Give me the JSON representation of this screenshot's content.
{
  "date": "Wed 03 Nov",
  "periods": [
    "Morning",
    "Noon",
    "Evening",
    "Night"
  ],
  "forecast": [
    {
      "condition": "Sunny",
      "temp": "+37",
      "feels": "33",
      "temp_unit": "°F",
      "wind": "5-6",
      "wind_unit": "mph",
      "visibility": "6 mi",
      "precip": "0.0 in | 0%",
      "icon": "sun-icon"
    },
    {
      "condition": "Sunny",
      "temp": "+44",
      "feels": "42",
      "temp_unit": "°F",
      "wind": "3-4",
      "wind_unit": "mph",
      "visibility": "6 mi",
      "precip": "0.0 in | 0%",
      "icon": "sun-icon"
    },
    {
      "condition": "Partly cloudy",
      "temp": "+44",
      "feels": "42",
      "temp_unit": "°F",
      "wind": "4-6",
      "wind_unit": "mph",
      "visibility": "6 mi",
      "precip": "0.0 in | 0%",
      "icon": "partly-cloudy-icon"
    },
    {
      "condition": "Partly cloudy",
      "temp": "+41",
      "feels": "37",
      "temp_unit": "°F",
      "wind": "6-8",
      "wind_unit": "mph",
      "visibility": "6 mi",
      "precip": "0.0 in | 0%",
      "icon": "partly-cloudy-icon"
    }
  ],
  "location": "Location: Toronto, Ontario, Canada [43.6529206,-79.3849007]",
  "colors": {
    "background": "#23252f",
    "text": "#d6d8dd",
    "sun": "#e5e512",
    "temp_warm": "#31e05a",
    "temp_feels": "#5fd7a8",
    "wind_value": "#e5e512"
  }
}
==
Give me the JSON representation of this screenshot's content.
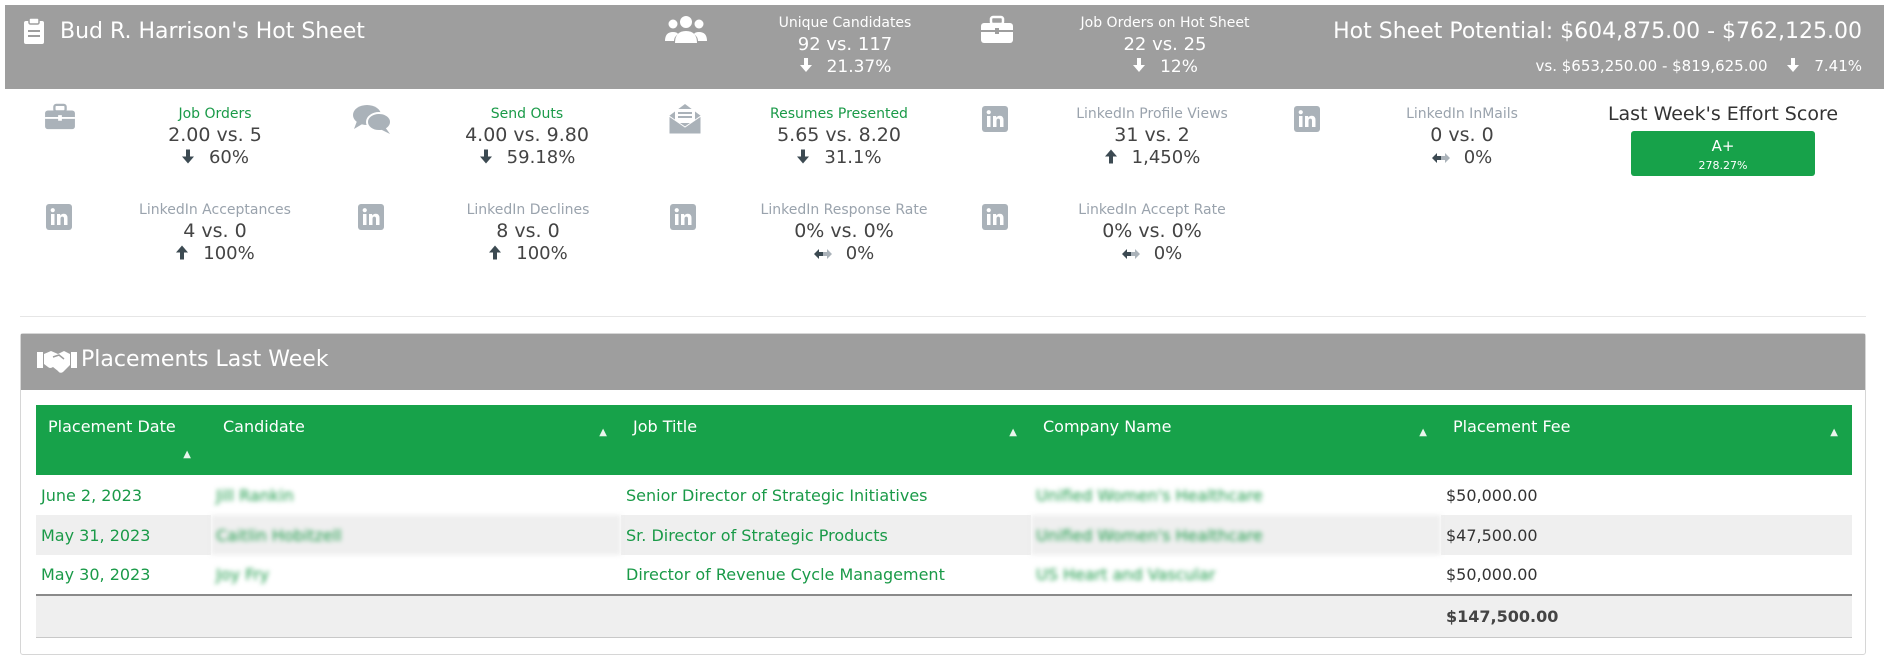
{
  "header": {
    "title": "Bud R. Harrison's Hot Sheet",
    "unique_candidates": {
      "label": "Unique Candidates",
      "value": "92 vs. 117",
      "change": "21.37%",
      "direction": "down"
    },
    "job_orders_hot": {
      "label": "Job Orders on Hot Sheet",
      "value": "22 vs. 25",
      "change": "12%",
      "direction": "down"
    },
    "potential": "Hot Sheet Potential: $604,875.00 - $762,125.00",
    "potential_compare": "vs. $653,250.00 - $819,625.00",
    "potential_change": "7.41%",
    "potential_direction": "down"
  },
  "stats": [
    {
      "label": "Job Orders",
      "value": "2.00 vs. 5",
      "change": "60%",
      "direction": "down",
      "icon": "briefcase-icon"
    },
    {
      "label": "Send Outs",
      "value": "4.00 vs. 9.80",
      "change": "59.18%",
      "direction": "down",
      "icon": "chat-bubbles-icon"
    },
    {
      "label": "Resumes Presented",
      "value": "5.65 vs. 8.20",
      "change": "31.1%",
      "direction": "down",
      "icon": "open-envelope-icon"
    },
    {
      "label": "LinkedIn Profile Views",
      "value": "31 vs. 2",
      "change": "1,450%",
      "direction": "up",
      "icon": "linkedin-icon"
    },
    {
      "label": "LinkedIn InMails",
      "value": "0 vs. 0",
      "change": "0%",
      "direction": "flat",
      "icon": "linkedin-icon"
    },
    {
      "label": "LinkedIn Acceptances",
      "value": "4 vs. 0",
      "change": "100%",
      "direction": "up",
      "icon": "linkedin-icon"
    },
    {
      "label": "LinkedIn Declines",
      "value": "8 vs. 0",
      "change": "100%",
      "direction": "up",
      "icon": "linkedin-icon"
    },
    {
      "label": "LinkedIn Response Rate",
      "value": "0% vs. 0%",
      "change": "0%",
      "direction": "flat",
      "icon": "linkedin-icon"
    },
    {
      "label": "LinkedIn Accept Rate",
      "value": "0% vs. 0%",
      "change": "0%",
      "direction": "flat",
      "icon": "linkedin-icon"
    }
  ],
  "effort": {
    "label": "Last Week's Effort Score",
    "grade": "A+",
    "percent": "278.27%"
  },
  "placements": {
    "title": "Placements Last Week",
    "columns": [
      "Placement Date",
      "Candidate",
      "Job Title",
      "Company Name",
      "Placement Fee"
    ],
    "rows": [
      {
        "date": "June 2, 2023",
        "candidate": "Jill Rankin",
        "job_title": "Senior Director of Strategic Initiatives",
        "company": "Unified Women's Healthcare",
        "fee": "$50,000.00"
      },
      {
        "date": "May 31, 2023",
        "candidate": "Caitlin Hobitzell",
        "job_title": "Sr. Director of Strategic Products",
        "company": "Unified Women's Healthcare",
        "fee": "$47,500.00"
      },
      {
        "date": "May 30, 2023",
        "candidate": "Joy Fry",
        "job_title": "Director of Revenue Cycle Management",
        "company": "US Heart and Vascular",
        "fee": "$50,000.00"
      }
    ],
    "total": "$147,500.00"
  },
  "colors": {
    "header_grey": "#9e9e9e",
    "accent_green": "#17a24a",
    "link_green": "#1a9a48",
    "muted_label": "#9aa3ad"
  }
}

AIM
Look through the material above and pick out each line holding the word "Week".

ANSWER TO THE TASK
    "label": "Last Week's Effort Score",
    "title": "Placements Last Week",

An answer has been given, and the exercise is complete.